[Begin Records shown]

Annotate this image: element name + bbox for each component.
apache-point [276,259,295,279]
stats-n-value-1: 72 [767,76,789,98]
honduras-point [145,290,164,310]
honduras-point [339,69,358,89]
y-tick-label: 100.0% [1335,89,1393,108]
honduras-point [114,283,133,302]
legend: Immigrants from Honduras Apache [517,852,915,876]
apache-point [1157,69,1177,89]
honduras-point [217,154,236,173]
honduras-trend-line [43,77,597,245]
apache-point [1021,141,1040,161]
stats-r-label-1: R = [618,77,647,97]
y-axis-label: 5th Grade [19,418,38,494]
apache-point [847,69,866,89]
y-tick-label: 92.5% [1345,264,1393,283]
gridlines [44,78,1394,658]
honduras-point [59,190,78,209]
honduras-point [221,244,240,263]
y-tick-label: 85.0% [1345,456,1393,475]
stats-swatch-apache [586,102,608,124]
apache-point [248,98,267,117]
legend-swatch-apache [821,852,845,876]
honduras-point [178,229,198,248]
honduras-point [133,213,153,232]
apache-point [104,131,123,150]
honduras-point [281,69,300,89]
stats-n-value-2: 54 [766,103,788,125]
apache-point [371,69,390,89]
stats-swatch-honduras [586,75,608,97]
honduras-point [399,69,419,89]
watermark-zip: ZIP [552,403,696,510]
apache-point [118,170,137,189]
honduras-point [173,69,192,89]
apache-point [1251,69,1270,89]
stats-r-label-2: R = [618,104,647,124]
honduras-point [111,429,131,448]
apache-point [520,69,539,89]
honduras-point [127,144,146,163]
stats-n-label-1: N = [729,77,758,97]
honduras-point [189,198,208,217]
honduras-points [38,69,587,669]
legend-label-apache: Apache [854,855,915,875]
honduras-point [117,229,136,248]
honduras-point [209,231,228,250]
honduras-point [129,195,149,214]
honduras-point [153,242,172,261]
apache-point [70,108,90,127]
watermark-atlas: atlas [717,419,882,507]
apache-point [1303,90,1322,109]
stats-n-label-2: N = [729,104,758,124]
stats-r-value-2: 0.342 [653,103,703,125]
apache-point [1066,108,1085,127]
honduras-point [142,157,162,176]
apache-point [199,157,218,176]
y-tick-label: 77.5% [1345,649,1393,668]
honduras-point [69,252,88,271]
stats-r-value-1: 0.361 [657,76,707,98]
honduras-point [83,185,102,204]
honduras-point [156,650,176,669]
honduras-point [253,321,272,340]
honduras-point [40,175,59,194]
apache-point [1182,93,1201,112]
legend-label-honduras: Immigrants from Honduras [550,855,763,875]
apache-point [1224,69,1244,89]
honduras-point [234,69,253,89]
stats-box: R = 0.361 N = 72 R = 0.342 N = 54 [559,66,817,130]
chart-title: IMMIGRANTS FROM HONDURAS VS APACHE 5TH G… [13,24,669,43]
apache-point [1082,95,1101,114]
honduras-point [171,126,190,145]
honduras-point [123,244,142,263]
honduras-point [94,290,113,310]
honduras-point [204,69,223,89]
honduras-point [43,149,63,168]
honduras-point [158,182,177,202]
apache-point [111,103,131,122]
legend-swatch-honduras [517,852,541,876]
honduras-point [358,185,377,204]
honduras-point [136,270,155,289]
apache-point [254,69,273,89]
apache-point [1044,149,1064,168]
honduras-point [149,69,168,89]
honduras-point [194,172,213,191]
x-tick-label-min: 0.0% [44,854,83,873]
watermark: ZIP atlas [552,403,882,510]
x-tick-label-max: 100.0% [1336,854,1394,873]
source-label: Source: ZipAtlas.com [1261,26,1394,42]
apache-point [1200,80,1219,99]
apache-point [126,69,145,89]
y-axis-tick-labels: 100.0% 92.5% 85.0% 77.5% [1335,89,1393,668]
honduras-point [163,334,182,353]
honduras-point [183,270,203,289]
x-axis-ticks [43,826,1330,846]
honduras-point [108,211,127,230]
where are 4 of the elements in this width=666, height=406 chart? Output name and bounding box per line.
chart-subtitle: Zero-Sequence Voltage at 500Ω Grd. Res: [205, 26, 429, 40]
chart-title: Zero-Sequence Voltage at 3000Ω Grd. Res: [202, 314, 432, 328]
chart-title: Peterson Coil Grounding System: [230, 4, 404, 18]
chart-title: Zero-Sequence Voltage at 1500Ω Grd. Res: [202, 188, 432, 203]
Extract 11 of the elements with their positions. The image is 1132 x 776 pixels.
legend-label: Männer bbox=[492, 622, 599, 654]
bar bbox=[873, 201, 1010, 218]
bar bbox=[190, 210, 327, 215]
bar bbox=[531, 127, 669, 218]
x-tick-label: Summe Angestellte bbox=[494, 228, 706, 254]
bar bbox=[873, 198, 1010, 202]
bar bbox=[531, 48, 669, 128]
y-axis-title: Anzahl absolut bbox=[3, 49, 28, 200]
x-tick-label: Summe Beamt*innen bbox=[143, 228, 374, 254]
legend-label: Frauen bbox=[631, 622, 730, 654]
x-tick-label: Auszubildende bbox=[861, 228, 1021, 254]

[End Records shown]

Problem: Switch every "apache-point" to "apache-marker" in the records from their start through the line holding "honduras-point [133,213,153,232]", inclusive, and give those lines again with nothing else changed.

Response to this exercise:
Annotate this image: element name + bbox for each component.
apache-marker [276,259,295,279]
stats-n-value-1: 72 [767,76,789,98]
honduras-point [145,290,164,310]
honduras-point [339,69,358,89]
y-tick-label: 100.0% [1335,89,1393,108]
honduras-point [114,283,133,302]
legend: Immigrants from Honduras Apache [517,852,915,876]
apache-marker [1157,69,1177,89]
honduras-point [217,154,236,173]
honduras-trend-line [43,77,597,245]
apache-marker [1021,141,1040,161]
stats-r-label-1: R = [618,77,647,97]
y-axis-label: 5th Grade [19,418,38,494]
apache-marker [847,69,866,89]
y-tick-label: 92.5% [1345,264,1393,283]
gridlines [44,78,1394,658]
honduras-point [59,190,78,209]
honduras-point [221,244,240,263]
y-tick-label: 85.0% [1345,456,1393,475]
stats-swatch-apache [586,102,608,124]
apache-marker [248,98,267,117]
legend-swatch-apache [821,852,845,876]
honduras-point [178,229,198,248]
honduras-point [133,213,153,232]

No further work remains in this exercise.